THE PROBLEM: Retype the data below without altering anything.

EXERCISE INPUT:
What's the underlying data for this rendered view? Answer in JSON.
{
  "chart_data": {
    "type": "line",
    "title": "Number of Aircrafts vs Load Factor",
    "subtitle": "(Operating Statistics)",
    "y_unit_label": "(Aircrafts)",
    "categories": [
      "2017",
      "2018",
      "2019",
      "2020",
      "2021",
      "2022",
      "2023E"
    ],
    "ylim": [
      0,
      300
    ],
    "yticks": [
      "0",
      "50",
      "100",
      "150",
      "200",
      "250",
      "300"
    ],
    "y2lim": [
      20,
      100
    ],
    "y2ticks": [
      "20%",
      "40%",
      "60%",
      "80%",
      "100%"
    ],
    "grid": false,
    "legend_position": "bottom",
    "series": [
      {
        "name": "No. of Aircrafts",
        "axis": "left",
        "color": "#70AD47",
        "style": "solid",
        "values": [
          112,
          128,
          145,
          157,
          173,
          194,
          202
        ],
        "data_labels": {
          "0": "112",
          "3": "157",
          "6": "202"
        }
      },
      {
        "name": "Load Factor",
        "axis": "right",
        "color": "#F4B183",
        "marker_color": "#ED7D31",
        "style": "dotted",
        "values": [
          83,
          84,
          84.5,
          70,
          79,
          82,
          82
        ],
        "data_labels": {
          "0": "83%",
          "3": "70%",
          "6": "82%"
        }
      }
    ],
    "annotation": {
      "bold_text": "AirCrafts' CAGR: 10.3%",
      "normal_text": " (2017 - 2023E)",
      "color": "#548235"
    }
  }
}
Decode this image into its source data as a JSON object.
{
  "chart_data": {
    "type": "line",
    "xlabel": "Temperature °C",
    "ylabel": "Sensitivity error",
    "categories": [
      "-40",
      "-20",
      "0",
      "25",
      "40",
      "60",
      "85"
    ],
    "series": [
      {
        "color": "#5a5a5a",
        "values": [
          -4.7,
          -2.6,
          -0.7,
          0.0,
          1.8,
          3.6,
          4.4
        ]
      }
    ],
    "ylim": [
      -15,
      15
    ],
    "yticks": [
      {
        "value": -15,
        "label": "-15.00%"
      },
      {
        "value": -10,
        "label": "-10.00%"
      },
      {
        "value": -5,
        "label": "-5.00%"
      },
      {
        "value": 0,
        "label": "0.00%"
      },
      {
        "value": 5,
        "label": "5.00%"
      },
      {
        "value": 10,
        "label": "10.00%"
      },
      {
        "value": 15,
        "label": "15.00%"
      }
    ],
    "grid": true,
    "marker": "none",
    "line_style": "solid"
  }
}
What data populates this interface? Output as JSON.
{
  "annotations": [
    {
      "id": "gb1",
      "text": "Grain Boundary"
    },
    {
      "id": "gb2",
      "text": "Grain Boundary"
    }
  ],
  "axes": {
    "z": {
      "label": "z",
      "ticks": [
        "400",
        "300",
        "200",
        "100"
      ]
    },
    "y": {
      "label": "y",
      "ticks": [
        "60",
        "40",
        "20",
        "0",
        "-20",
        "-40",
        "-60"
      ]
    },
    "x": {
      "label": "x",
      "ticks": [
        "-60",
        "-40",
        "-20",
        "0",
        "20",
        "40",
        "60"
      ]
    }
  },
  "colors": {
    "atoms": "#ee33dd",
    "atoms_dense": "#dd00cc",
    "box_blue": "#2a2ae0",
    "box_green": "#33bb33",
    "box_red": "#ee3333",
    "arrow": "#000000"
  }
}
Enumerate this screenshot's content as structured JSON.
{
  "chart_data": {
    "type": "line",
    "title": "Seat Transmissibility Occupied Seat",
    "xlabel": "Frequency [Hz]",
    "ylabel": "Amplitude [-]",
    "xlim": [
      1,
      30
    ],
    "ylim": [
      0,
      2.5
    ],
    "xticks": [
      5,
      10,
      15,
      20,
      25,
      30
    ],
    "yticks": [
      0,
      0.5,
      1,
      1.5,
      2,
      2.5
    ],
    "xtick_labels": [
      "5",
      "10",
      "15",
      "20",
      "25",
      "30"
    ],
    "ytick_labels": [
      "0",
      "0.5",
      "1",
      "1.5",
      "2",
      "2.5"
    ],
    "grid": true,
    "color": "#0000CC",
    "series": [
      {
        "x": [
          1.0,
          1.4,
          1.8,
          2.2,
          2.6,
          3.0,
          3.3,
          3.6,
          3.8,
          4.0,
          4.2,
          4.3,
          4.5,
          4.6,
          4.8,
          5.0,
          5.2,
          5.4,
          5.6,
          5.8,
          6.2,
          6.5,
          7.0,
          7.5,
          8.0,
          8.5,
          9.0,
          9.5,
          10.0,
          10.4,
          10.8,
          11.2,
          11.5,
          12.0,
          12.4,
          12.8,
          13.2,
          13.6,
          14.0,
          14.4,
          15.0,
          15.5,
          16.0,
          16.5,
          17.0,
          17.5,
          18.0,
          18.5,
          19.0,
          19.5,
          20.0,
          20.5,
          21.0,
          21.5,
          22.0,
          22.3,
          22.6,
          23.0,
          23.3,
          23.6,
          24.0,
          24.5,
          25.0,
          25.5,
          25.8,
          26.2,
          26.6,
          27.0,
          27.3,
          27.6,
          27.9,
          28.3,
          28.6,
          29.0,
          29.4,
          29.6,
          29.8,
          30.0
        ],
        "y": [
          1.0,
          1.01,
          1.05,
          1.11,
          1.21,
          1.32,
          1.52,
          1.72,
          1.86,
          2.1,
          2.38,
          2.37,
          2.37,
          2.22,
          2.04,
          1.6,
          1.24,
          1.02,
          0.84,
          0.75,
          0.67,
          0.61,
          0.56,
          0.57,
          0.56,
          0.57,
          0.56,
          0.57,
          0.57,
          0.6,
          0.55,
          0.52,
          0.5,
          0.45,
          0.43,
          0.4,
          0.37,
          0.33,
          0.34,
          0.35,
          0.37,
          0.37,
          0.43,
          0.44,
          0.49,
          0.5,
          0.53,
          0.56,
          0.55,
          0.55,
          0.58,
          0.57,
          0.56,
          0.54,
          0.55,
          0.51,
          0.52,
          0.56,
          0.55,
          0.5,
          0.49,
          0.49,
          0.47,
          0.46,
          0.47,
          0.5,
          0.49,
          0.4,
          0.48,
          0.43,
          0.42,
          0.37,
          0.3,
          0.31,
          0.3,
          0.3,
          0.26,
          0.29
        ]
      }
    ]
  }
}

TASK RESULT:
What's the underlying data for this rendered view? Answer in JSON.
{
  "chart_data": {
    "type": "line",
    "title": "Number of Aircrafts vs Load Factor",
    "subtitle": "(Operating Statistics)",
    "y_unit_label": "(Aircrafts)",
    "categories": [
      "2017",
      "2018",
      "2019",
      "2020",
      "2021",
      "2022",
      "2023E"
    ],
    "ylim": [
      0,
      300
    ],
    "yticks": [
      "0",
      "50",
      "100",
      "150",
      "200",
      "250",
      "300"
    ],
    "y2lim": [
      20,
      100
    ],
    "y2ticks": [
      "20%",
      "40%",
      "60%",
      "80%",
      "100%"
    ],
    "grid": false,
    "legend_position": "bottom",
    "series": [
      {
        "name": "No. of Aircrafts",
        "axis": "left",
        "color": "#70AD47",
        "style": "solid",
        "values": [
          112,
          128,
          145,
          157,
          173,
          194,
          202
        ],
        "data_labels": {
          "0": "112",
          "3": "157",
          "6": "202"
        }
      },
      {
        "name": "Load Factor",
        "axis": "right",
        "color": "#F4B183",
        "marker_color": "#ED7D31",
        "style": "dotted",
        "values": [
          83,
          84,
          84.5,
          70,
          79,
          82,
          82
        ],
        "data_labels": {
          "0": "83%",
          "3": "70%",
          "6": "82%"
        }
      }
    ],
    "annotation": {
      "bold_text": "AirCrafts' CAGR: 10.3%",
      "normal_text": " (2017 - 2023E)",
      "color": "#548235"
    }
  }
}
Decode this image into its source data as a JSON object.
{
  "chart_data": {
    "type": "line",
    "xlabel": "Temperature °C",
    "ylabel": "Sensitivity error",
    "categories": [
      "-40",
      "-20",
      "0",
      "25",
      "40",
      "60",
      "85"
    ],
    "series": [
      {
        "color": "#5a5a5a",
        "values": [
          -4.7,
          -2.6,
          -0.7,
          0.0,
          1.8,
          3.6,
          4.4
        ]
      }
    ],
    "ylim": [
      -15,
      15
    ],
    "yticks": [
      {
        "value": -15,
        "label": "-15.00%"
      },
      {
        "value": -10,
        "label": "-10.00%"
      },
      {
        "value": -5,
        "label": "-5.00%"
      },
      {
        "value": 0,
        "label": "0.00%"
      },
      {
        "value": 5,
        "label": "5.00%"
      },
      {
        "value": 10,
        "label": "10.00%"
      },
      {
        "value": 15,
        "label": "15.00%"
      }
    ],
    "grid": true,
    "marker": "none",
    "line_style": "solid"
  }
}
What data populates this interface? Output as JSON.
{
  "annotations": [
    {
      "id": "gb1",
      "text": "Grain Boundary"
    },
    {
      "id": "gb2",
      "text": "Grain Boundary"
    }
  ],
  "axes": {
    "z": {
      "label": "z",
      "ticks": [
        "400",
        "300",
        "200",
        "100"
      ]
    },
    "y": {
      "label": "y",
      "ticks": [
        "60",
        "40",
        "20",
        "0",
        "-20",
        "-40",
        "-60"
      ]
    },
    "x": {
      "label": "x",
      "ticks": [
        "-60",
        "-40",
        "-20",
        "0",
        "20",
        "40",
        "60"
      ]
    }
  },
  "colors": {
    "atoms": "#ee33dd",
    "atoms_dense": "#dd00cc",
    "box_blue": "#2a2ae0",
    "box_green": "#33bb33",
    "box_red": "#ee3333",
    "arrow": "#000000"
  }
}
Enumerate this screenshot's content as structured JSON.
{
  "chart_data": {
    "type": "line",
    "title": "Seat Transmissibility Occupied Seat",
    "xlabel": "Frequency [Hz]",
    "ylabel": "Amplitude [-]",
    "xlim": [
      1,
      30
    ],
    "ylim": [
      0,
      2.5
    ],
    "xticks": [
      5,
      10,
      15,
      20,
      25,
      30
    ],
    "yticks": [
      0,
      0.5,
      1,
      1.5,
      2,
      2.5
    ],
    "xtick_labels": [
      "5",
      "10",
      "15",
      "20",
      "25",
      "30"
    ],
    "ytick_labels": [
      "0",
      "0.5",
      "1",
      "1.5",
      "2",
      "2.5"
    ],
    "grid": true,
    "color": "#0000CC",
    "series": [
      {
        "x": [
          1.0,
          1.4,
          1.8,
          2.2,
          2.6,
          3.0,
          3.3,
          3.6,
          3.8,
          4.0,
          4.2,
          4.3,
          4.5,
          4.6,
          4.8,
          5.0,
          5.2,
          5.4,
          5.6,
          5.8,
          6.2,
          6.5,
          7.0,
          7.5,
          8.0,
          8.5,
          9.0,
          9.5,
          10.0,
          10.4,
          10.8,
          11.2,
          11.5,
          12.0,
          12.4,
          12.8,
          13.2,
          13.6,
          14.0,
          14.4,
          15.0,
          15.5,
          16.0,
          16.5,
          17.0,
          17.5,
          18.0,
          18.5,
          19.0,
          19.5,
          20.0,
          20.5,
          21.0,
          21.5,
          22.0,
          22.3,
          22.6,
          23.0,
          23.3,
          23.6,
          24.0,
          24.5,
          25.0,
          25.5,
          25.8,
          26.2,
          26.6,
          27.0,
          27.3,
          27.6,
          27.9,
          28.3,
          28.6,
          29.0,
          29.4,
          29.6,
          29.8,
          30.0
        ],
        "y": [
          1.0,
          1.01,
          1.05,
          1.11,
          1.21,
          1.32,
          1.52,
          1.72,
          1.86,
          2.1,
          2.38,
          2.37,
          2.37,
          2.22,
          2.04,
          1.6,
          1.24,
          1.02,
          0.84,
          0.75,
          0.67,
          0.61,
          0.56,
          0.57,
          0.56,
          0.57,
          0.56,
          0.57,
          0.57,
          0.6,
          0.55,
          0.52,
          0.5,
          0.45,
          0.43,
          0.4,
          0.37,
          0.33,
          0.34,
          0.35,
          0.37,
          0.37,
          0.43,
          0.44,
          0.49,
          0.5,
          0.53,
          0.56,
          0.55,
          0.55,
          0.58,
          0.57,
          0.56,
          0.54,
          0.55,
          0.51,
          0.52,
          0.56,
          0.55,
          0.5,
          0.49,
          0.49,
          0.47,
          0.46,
          0.47,
          0.5,
          0.49,
          0.4,
          0.48,
          0.43,
          0.42,
          0.37,
          0.3,
          0.31,
          0.3,
          0.3,
          0.26,
          0.29
        ]
      }
    ]
  }
}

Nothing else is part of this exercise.